▶ Extracted information

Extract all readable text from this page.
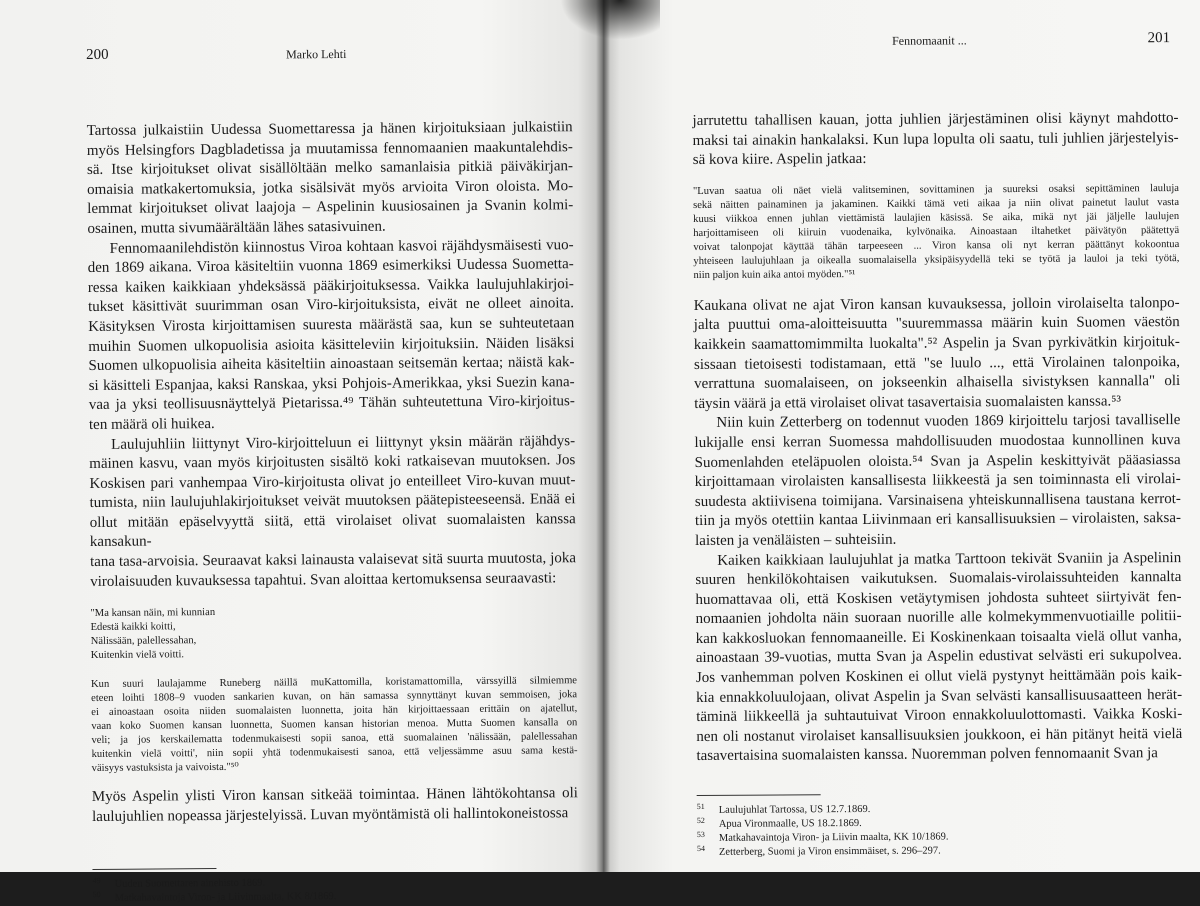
200	Marko Lehti

Tartossa julkaistiin Uudessa Suomettaressa ja hänen kirjoituksiaan julkaistiin
myös Helsingfors Dagbladetissa ja muutamissa fennomaanien maakuntalehdis-
sä. Itse kirjoitukset olivat sisällöltään melko samanlaisia pitkiä päiväkirjan-
omaisia matkakertomuksia, jotka sisälsivät myös arvioita Viron oloista. Mo-
lemmat kirjoitukset olivat laajoja – Aspelinin kuusiosainen ja Svanin kolmi-
osainen, mutta sivumäärältään lähes satasivuinen.

Fennomaanilehdistön kiinnostus Viroa kohtaan kasvoi räjähdysmäisesti vuo-
den 1869 aikana. Viroa käsiteltiin vuonna 1869 esimerkiksi Uudessa Suometta-
ressa kaiken kaikkiaan yhdeksässä pääkirjoituksessa. Vaikka laulujuhlakirjoi-
tukset käsittivät suurimman osan Viro-kirjoituksista, eivät ne olleet ainoita.
Käsityksen Virosta kirjoittamisen suuresta määrästä saa, kun se suhteutetaan
muihin Suomen ulkopuolisia asioita käsitteleviin kirjoituksiin. Näiden lisäksi
Suomen ulkopuolisia aiheita käsiteltiin ainoastaan seitsemän kertaa; näistä kak-
si käsitteli Espanjaa, kaksi Ranskaa, yksi Pohjois-Amerikkaa, yksi Suezin kana-
vaa ja yksi teollisuusnäyttelyä Pietarissa.⁴⁹ Tähän suhteutettuna Viro-kirjoitus-
ten määrä oli huikea.

Laulujuhliin liittynyt Viro-kirjoitteluun ei liittynyt yksin määrän räjähdys-
mäinen kasvu, vaan myös kirjoitusten sisältö koki ratkaisevan muutoksen. Jos
Koskisen pari vanhempaa Viro-kirjoitusta olivat jo enteilleet Viro-kuvan muut-
tumista, niin laulujuhlakirjoitukset veivät muutoksen päätepisteeseensä. Enää ei
ollut mitään epäselvyyttä siitä, että virolaiset olivat suomalaisten kanssa kansakun-
tana tasa-arvoisia. Seuraavat kaksi lainausta valaisevat sitä suurta muutosta, joka
virolaisuuden kuvauksessa tapahtui. Svan aloittaa kertomuksensa seuraavasti:

"Ma kansan näin, mi kunnian
Edestä kaikki koitti,
Nälissään, palellessahan,
Kuitenkin vielä voitti.

Kun suuri laulajamme Runeberg näillä muKattomilla, koristamattomilla, värssyillä silmiemme
eteen loihti 1808–9 vuoden sankarien kuvan, on hän samassa synnyttänyt kuvan semmoisen, joka
ei ainoastaan osoita niiden suomalaisten luonnetta, joita hän kirjoittaessaan erittäin on ajatellut,
vaan koko Suomen kansan luonnetta, Suomen kansan historian menoa. Mutta Suomen kansalla on
veli; ja jos kerskailematta todenmukaisesti sopii sanoa, että suomalainen 'nälissään, palellessahan
kuitenkin vielä voitti', niin sopii yhtä todenmukaisesti sanoa, että veljessämme asuu sama kestä-
väisyys vastuksista ja vaivoista."⁵⁰

Myös Aspelin ylisti Viron kansan sitkeää toimintaa. Hänen lähtökohtansa oli
laulujuhlien nopeassa järjestelyissä. Luvan myöntämistä oli hallintokoneistossa

49 Uuden Suomettaren ainehisto 1869.
50 Matkahavaintoja Viron- ja Liivinmaalta, KK 8/1869.
Fennomaanit ...	201

jarrutettu tahallisen kauan, jotta juhlien järjestäminen olisi käynyt mahdotto-
maksi tai ainakin hankalaksi. Kun lupa lopulta oli saatu, tuli juhlien järjestelyis-
sä kova kiire. Aspelin jatkaa:

"Luvan saatua oli näet vielä valitseminen, sovittaminen ja suureksi osaksi sepittäminen lauluja
sekä näitten painaminen ja jakaminen. Kaikki tämä veti aikaa ja niin olivat painetut laulut vasta
kuusi viikkoa ennen juhlan viettämistä laulajien käsissä. Se aika, mikä nyt jäi jäljelle laulujen
harjoittamiseen oli kiiruin vuodenaika, kylvönaika. Ainoastaan iltahetket päivätyön päätettyä
voivat talonpojat käyttää tähän tarpeeseen ... Viron kansa oli nyt kerran päättänyt kokoontua
yhteiseen laulujuhlaan ja oikealla suomalaisella yksipäisyydellä teki se työtä ja lauloi ja teki työtä,
niin paljon kuin aika antoi myöden."⁵¹

Kaukana olivat ne ajat Viron kansan kuvauksessa, jolloin virolaiselta talonpo-
jalta puuttui oma-aloitteisuutta "suuremmassa määrin kuin Suomen väestön
kaikkein saamattomimmilta luokalta".⁵² Aspelin ja Svan pyrkivätkin kirjoituk-
sissaan tietoisesti todistamaan, että "se luulo ..., että Virolainen talonpoika,
verrattuna suomalaiseen, on jokseenkin alhaisella sivistyksen kannalla" oli
täysin väärä ja että virolaiset olivat tasavertaisia suomalaisten kanssa.⁵³

Niin kuin Zetterberg on todennut vuoden 1869 kirjoittelu tarjosi tavalliselle
lukijalle ensi kerran Suomessa mahdollisuuden muodostaa kunnollinen kuva
Suomenlahden eteläpuolen oloista.⁵⁴ Svan ja Aspelin keskittyivät pääasiassa
kirjoittamaan virolaisten kansallisesta liikkeestä ja sen toiminnasta eli virolai-
suudesta aktiivisena toimijana. Varsinaisena yhteiskunnallisena taustana kerrot-
tiin ja myös otettiin kantaa Liivinmaan eri kansallisuuksien – virolaisten, saksa-
laisten ja venäläisten – suhteisiin.

Kaiken kaikkiaan laulujuhlat ja matka Tarttoon tekivät Svaniin ja Aspelinin
suuren henkilökohtaisen vaikutuksen. Suomalais-virolaissuhteiden kannalta
huomattavaa oli, että Koskisen vetäytymisen johdosta suhteet siirtyivät fen-
nomaanien johdolta näin suoraan nuorille alle kolmekymmenvuotiaille politii-
kan kakkosluokan fennomaaneille. Ei Koskinenkaan toisaalta vielä ollut vanha,
ainoastaan 39-vuotias, mutta Svan ja Aspelin edustivat selvästi eri sukupolvea.
Jos vanhemman polven Koskinen ei ollut vielä pystynyt heittämään pois kaik-
kia ennakkoluulojaan, olivat Aspelin ja Svan selvästi kansallisuusaatteen herät-
täminä liikkeellä ja suhtautuivat Viroon ennakkoluulottomasti. Vaikka Koski-
nen oli nostanut virolaiset kansallisuuksien joukkoon, ei hän pitänyt heitä vielä
tasavertaisina suomalaisten kanssa. Nuoremman polven fennomaanit Svan ja

51 Laulujuhlat Tartossa, US 12.7.1869.
52 Apua Vironmaalle, US 18.2.1869.
53 Matkahavaintoja Viron- ja Liivin maalta, KK 10/1869.
54 Zetterberg, Suomi ja Viron ensimmäiset, s. 296–297.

▶ What needs to be done
Using the records above, pull out each line where the word "Viroa" occurs.

▶ Solution below
Fennomaanilehdistön kiinnostus Viroa kohtaan kasvoi räjähdysmäisesti vuo-
den 1869 aikana. Viroa käsiteltiin vuonna 1869 esimerkiksi Uudessa Suometta-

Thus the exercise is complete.